Records for this exercise:
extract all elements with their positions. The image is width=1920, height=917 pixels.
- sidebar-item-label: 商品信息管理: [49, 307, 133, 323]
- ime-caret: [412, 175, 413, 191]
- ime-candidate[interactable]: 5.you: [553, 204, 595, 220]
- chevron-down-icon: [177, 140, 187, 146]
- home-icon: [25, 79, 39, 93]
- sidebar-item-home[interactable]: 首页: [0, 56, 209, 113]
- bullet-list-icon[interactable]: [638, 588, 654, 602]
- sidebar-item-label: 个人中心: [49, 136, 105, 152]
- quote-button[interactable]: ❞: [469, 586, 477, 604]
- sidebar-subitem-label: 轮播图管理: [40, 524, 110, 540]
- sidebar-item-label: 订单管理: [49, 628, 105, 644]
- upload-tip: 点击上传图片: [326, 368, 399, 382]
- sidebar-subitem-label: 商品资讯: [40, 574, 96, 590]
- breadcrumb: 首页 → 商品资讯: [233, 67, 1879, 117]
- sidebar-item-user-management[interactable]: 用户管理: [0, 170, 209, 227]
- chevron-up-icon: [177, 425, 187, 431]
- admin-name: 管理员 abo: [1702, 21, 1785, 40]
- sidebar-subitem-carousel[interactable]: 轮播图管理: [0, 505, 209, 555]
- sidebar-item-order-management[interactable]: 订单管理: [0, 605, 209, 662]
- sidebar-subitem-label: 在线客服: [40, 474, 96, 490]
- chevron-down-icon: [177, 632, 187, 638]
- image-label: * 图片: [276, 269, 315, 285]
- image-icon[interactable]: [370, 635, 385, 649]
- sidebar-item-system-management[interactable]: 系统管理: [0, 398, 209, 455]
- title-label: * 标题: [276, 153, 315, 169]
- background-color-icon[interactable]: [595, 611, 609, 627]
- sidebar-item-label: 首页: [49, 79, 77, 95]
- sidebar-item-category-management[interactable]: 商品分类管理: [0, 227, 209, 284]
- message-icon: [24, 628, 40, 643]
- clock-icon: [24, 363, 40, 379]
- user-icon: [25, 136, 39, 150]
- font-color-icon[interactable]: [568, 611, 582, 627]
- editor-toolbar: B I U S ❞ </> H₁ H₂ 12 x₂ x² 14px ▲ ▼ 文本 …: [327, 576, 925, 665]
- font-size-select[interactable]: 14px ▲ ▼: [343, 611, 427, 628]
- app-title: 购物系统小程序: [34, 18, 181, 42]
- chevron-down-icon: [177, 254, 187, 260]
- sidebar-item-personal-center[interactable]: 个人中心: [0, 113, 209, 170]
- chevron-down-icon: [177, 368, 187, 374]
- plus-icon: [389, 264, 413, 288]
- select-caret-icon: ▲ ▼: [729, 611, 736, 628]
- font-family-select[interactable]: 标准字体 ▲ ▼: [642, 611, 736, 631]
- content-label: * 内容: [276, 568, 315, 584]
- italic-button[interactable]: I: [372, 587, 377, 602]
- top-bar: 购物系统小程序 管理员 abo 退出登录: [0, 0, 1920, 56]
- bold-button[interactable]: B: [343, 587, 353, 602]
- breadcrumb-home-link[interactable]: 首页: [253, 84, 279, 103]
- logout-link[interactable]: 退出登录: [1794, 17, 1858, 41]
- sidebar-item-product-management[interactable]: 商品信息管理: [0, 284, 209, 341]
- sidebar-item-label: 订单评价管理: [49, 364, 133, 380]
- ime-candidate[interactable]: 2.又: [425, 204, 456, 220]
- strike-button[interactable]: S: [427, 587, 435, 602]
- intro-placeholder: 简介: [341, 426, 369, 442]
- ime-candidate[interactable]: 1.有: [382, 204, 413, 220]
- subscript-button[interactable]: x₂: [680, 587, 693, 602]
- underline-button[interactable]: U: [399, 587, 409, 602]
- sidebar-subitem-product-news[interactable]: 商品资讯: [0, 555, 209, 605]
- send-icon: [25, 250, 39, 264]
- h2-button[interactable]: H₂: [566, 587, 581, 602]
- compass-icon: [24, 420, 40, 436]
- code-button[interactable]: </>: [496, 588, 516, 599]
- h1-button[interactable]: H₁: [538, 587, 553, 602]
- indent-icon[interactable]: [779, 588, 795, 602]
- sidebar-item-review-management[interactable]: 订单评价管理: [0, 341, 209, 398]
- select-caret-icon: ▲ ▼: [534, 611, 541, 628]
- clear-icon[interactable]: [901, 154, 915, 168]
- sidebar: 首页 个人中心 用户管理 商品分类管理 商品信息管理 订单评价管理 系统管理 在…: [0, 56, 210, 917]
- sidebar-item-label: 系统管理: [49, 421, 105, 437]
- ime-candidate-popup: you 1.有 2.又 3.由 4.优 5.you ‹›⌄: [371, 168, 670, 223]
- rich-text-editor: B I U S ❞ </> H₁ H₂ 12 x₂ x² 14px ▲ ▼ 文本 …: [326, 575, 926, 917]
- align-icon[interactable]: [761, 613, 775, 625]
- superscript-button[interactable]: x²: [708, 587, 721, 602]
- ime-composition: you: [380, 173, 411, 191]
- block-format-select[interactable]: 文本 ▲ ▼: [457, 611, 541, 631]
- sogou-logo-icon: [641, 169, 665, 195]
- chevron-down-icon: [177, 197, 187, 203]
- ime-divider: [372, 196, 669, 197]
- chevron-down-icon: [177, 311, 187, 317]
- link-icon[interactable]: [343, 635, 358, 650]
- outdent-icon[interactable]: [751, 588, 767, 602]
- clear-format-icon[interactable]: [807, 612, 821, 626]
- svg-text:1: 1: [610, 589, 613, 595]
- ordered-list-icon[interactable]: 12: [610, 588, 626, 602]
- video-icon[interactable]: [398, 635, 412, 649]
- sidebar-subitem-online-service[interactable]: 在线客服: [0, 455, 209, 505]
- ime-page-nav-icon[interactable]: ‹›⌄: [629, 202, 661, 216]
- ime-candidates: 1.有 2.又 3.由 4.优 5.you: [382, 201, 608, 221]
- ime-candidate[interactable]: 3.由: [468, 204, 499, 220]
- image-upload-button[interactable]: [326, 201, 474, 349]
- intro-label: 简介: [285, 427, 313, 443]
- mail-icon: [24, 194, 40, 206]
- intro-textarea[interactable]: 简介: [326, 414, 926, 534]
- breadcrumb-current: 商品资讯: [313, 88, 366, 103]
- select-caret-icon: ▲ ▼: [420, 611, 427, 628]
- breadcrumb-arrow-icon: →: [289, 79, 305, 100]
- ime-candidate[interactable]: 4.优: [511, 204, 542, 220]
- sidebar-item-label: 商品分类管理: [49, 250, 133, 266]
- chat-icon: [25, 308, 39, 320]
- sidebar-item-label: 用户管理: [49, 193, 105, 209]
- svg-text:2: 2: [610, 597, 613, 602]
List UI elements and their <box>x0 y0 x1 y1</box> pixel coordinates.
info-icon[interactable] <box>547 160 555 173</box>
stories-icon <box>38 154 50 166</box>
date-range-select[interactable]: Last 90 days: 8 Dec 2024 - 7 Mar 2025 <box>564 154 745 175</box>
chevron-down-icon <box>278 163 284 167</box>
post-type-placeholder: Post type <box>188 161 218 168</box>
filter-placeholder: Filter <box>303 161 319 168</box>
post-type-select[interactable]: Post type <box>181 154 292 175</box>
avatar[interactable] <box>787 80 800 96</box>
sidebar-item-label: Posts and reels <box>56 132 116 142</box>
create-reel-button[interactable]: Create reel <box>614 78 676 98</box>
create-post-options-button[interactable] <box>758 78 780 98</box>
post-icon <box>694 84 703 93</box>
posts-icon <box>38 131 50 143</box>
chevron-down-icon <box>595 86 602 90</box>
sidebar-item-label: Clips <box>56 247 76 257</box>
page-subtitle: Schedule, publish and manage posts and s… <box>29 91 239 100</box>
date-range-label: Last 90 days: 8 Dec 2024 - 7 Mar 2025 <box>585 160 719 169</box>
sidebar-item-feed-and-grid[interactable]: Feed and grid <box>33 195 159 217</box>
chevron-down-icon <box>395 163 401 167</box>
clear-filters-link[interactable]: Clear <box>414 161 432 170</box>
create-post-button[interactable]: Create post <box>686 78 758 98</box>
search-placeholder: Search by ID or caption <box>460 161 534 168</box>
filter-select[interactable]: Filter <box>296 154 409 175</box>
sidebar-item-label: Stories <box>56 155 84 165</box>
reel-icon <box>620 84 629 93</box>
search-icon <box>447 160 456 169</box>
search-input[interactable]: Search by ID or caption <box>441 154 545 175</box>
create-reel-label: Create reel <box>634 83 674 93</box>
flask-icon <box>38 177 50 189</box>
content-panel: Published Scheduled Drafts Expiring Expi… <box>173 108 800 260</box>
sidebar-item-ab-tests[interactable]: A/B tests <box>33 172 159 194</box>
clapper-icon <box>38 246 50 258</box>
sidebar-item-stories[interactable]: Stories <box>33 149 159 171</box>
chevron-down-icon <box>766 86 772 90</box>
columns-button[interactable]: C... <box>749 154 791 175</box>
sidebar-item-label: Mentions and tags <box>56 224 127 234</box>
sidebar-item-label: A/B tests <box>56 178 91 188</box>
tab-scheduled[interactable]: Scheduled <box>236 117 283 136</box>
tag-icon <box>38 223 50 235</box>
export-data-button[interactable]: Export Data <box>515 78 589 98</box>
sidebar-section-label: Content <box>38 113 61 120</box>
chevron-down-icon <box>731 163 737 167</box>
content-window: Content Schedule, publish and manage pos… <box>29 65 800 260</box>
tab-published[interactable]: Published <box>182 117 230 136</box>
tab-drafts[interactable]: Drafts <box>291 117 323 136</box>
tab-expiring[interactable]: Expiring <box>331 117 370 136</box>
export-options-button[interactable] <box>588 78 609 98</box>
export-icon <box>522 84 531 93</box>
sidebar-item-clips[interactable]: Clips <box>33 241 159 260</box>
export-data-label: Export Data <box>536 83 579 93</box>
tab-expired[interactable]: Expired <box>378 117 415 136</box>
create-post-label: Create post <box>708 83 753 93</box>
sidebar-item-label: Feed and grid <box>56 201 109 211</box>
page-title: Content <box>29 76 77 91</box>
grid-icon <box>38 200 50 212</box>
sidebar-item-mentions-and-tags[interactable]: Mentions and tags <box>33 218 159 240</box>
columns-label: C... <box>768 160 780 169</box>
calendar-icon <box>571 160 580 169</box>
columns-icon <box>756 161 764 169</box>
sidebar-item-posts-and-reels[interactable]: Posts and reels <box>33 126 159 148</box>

Task directions: Give the lines from the top of the entries down to and including the line with "- home-icon: [25, 79, 39, 93]" as a numbered list, leaving out any blank lines.

Solution to this task:
1. extract all elements with their positions. The image is width=1920, height=917 pixels.
2. - sidebar-item-label: 商品信息管理: [49, 307, 133, 323]
3. - ime-caret: [412, 175, 413, 191]
4. - ime-candidate[interactable]: 5.you: [553, 204, 595, 220]
5. - chevron-down-icon: [177, 140, 187, 146]
6. - home-icon: [25, 79, 39, 93]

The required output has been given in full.